> Input rows
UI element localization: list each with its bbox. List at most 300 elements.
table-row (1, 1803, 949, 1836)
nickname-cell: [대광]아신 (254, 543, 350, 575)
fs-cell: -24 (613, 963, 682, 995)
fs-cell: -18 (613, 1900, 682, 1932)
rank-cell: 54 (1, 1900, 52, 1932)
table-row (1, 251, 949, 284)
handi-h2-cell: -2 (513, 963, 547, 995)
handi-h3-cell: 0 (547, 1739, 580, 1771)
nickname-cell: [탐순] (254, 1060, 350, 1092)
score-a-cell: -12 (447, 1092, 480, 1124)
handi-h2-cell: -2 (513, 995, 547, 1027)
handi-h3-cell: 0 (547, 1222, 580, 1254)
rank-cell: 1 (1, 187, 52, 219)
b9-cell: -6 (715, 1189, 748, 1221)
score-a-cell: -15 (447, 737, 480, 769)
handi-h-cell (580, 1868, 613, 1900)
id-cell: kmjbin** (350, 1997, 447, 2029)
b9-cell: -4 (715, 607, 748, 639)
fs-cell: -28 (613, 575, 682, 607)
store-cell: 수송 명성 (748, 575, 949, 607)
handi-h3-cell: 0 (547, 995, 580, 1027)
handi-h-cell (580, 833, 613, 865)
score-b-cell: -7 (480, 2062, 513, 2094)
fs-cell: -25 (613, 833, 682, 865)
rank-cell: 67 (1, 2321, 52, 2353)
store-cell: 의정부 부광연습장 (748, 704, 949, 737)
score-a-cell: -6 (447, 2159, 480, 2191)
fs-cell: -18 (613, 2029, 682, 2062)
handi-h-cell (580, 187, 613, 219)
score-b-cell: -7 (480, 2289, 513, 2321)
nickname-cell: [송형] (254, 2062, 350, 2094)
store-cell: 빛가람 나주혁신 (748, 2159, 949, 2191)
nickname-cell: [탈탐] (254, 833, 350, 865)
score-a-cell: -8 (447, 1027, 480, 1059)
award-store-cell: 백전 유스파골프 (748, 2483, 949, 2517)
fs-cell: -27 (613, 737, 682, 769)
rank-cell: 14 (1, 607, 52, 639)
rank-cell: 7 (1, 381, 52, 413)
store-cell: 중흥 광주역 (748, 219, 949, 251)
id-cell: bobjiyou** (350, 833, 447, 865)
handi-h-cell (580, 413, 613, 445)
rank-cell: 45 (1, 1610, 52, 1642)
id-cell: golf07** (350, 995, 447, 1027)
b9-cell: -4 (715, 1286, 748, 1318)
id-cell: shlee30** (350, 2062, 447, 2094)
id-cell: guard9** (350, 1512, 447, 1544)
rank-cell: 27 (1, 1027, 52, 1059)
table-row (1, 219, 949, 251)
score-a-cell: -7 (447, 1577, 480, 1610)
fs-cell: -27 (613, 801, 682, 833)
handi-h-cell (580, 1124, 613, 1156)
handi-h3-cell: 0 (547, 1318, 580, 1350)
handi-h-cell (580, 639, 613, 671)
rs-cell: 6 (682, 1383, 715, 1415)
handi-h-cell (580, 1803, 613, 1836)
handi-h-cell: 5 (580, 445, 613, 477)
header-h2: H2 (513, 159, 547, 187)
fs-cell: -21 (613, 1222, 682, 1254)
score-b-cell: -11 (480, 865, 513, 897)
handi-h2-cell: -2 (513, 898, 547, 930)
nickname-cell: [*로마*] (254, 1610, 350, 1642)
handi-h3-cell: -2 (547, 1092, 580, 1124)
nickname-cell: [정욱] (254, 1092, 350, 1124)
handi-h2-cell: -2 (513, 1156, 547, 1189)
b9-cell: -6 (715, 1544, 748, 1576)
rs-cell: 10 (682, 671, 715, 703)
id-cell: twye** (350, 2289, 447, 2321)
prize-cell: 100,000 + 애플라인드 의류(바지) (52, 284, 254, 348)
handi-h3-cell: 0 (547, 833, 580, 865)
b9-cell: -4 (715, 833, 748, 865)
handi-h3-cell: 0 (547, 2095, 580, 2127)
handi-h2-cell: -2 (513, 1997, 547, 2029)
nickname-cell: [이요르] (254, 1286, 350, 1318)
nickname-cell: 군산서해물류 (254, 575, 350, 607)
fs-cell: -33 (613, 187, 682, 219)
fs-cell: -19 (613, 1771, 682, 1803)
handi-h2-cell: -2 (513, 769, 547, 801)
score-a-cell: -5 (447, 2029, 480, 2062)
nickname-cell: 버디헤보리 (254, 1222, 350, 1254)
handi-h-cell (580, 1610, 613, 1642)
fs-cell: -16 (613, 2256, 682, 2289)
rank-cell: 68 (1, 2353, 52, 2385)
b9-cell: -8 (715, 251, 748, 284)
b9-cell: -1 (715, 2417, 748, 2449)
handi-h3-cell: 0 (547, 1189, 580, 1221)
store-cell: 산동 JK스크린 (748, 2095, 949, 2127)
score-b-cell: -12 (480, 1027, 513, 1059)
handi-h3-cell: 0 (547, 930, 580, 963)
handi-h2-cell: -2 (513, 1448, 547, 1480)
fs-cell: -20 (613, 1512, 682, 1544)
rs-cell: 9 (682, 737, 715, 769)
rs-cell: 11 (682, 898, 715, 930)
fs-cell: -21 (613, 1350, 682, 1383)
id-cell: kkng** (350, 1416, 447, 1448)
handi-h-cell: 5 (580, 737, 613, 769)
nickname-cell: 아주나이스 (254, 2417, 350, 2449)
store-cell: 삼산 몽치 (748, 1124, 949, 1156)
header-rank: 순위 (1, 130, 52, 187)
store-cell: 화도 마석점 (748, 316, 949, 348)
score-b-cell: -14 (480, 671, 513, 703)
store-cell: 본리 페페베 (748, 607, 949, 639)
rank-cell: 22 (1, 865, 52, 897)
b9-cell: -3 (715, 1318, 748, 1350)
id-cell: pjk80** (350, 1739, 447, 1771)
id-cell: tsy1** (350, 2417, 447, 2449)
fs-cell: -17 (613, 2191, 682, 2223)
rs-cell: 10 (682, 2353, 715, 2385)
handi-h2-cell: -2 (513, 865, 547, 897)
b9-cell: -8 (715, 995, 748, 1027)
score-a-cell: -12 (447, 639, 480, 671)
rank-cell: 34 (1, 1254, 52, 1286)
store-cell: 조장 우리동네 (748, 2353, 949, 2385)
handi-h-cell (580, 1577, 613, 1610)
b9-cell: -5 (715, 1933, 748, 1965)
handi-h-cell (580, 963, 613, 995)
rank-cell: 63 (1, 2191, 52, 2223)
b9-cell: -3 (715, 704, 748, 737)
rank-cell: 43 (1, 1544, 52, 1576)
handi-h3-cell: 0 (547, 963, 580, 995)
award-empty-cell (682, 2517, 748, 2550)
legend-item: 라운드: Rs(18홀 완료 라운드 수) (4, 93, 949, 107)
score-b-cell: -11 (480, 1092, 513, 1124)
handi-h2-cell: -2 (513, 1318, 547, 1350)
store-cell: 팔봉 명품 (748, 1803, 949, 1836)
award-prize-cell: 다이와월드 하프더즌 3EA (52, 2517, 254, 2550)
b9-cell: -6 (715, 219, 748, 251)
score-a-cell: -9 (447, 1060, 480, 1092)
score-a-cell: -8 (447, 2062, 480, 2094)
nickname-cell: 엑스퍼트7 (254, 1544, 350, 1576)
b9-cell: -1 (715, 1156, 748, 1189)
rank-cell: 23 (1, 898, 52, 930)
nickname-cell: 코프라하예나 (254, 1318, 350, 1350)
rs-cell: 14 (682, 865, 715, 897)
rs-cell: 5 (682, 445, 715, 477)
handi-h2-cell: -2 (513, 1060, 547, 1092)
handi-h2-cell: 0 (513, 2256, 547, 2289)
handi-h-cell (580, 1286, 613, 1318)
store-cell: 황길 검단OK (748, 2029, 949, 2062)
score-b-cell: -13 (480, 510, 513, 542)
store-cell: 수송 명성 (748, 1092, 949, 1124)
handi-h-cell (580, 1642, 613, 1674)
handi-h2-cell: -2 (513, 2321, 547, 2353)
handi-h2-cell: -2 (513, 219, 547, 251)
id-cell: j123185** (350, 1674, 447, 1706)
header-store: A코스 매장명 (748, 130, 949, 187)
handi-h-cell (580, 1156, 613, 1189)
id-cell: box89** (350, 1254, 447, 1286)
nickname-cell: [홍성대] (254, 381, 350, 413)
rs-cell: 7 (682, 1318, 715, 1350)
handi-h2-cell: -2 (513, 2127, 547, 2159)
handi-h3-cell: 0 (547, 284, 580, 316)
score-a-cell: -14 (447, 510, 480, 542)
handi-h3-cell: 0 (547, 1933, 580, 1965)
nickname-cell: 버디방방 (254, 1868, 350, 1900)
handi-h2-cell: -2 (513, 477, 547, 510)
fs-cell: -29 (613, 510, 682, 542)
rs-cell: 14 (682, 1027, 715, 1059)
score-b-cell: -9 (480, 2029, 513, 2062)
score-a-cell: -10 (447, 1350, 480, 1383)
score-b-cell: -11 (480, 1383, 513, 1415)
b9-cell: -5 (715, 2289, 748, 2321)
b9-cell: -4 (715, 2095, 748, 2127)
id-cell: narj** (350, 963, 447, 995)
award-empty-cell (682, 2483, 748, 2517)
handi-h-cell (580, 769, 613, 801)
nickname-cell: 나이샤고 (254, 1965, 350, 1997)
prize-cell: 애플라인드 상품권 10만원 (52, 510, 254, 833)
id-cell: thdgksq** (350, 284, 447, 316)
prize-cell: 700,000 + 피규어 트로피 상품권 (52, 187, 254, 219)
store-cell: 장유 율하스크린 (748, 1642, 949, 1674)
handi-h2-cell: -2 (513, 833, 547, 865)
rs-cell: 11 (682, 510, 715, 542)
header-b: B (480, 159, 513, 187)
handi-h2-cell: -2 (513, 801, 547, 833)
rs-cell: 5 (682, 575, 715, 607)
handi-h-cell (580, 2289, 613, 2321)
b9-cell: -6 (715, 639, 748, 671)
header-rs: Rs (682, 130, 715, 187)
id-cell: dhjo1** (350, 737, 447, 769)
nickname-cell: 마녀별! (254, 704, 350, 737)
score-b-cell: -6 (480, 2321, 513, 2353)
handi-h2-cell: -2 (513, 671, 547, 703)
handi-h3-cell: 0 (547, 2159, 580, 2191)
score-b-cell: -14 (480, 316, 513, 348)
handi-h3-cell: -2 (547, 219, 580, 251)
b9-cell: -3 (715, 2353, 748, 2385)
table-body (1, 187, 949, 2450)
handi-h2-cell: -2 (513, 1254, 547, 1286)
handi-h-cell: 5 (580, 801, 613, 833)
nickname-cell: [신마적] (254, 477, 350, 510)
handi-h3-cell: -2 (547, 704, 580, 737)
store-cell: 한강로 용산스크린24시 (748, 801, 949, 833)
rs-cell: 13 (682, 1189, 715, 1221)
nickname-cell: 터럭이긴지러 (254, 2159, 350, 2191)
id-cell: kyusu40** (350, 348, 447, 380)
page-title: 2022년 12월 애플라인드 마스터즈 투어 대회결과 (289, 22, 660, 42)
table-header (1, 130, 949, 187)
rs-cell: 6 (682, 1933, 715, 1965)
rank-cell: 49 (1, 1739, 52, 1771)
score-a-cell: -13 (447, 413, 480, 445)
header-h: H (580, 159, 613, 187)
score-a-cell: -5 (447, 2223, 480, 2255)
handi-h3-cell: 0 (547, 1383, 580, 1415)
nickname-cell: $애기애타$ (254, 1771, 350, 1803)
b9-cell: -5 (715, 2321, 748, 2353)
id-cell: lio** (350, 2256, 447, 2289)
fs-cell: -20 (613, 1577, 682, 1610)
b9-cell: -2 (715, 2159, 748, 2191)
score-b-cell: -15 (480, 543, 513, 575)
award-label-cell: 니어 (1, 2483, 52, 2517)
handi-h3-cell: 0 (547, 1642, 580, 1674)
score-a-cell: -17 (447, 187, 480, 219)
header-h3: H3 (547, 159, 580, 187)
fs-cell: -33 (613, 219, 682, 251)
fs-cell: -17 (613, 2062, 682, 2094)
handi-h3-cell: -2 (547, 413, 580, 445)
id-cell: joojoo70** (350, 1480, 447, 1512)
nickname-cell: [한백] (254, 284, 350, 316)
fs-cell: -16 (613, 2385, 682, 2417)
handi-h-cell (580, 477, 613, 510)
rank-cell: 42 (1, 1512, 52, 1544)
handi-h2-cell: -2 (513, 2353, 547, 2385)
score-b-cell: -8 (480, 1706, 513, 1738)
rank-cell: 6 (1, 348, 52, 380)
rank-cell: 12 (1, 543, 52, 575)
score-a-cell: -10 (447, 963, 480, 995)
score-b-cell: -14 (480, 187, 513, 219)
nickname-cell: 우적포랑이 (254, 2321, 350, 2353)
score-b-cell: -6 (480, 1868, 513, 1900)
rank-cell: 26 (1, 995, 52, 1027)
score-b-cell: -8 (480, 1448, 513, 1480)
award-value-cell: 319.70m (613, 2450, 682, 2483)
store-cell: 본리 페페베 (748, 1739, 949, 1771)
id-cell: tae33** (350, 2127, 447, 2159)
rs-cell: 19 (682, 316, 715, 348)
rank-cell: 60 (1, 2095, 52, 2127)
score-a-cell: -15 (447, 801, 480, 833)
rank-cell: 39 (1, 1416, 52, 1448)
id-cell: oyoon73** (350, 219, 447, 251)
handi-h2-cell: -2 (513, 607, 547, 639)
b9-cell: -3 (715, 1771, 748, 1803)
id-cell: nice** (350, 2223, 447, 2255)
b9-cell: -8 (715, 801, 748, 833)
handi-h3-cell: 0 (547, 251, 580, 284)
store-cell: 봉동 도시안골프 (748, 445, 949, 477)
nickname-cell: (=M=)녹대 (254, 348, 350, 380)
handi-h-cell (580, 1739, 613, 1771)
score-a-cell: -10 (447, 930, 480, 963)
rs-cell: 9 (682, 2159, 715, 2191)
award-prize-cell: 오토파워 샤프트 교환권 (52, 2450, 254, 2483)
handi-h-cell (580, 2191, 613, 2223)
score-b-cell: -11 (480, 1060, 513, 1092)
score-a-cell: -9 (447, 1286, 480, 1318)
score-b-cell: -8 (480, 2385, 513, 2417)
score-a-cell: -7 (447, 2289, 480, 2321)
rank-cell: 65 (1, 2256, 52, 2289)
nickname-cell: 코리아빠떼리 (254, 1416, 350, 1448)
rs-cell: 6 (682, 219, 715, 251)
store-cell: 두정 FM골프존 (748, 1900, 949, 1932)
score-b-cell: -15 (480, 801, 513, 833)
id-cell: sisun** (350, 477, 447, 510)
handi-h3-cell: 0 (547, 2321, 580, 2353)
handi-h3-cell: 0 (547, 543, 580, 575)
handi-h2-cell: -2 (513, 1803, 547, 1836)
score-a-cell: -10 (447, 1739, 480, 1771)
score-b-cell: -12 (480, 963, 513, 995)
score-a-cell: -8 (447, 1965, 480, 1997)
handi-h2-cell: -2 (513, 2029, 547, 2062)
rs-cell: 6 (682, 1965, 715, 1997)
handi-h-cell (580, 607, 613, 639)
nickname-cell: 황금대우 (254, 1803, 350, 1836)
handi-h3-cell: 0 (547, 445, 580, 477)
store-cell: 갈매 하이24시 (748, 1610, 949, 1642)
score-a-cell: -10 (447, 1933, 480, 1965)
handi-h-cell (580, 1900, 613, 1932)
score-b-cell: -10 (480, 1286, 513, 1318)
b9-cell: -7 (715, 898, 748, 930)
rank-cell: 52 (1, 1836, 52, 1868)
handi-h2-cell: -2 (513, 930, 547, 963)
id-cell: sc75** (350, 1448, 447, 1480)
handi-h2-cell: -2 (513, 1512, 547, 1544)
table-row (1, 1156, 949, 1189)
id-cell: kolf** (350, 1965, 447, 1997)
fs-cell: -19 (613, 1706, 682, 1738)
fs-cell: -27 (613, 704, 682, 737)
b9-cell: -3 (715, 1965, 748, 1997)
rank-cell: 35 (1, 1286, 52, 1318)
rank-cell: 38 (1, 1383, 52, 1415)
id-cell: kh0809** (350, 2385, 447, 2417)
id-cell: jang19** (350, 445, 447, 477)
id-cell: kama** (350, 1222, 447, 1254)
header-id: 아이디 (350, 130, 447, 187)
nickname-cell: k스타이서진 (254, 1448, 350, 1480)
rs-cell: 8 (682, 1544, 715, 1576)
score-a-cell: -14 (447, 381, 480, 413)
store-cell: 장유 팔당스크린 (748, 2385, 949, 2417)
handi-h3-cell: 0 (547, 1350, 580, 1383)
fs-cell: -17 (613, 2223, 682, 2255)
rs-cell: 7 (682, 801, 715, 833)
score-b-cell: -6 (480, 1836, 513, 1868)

> Stated exercise
Reproduce everything from the start of the records down to the line containing "handi-h3-cell: 0 (547, 1222, 580, 1254)", including both ends.

> Right answer
UI element localization: list each with its bbox. List at most 300 elements.
table-row (1, 1803, 949, 1836)
nickname-cell: [대광]아신 (254, 543, 350, 575)
fs-cell: -24 (613, 963, 682, 995)
fs-cell: -18 (613, 1900, 682, 1932)
rank-cell: 54 (1, 1900, 52, 1932)
table-row (1, 251, 949, 284)
handi-h2-cell: -2 (513, 963, 547, 995)
handi-h3-cell: 0 (547, 1739, 580, 1771)
nickname-cell: [탐순] (254, 1060, 350, 1092)
score-a-cell: -12 (447, 1092, 480, 1124)
handi-h2-cell: -2 (513, 995, 547, 1027)
handi-h3-cell: 0 (547, 1222, 580, 1254)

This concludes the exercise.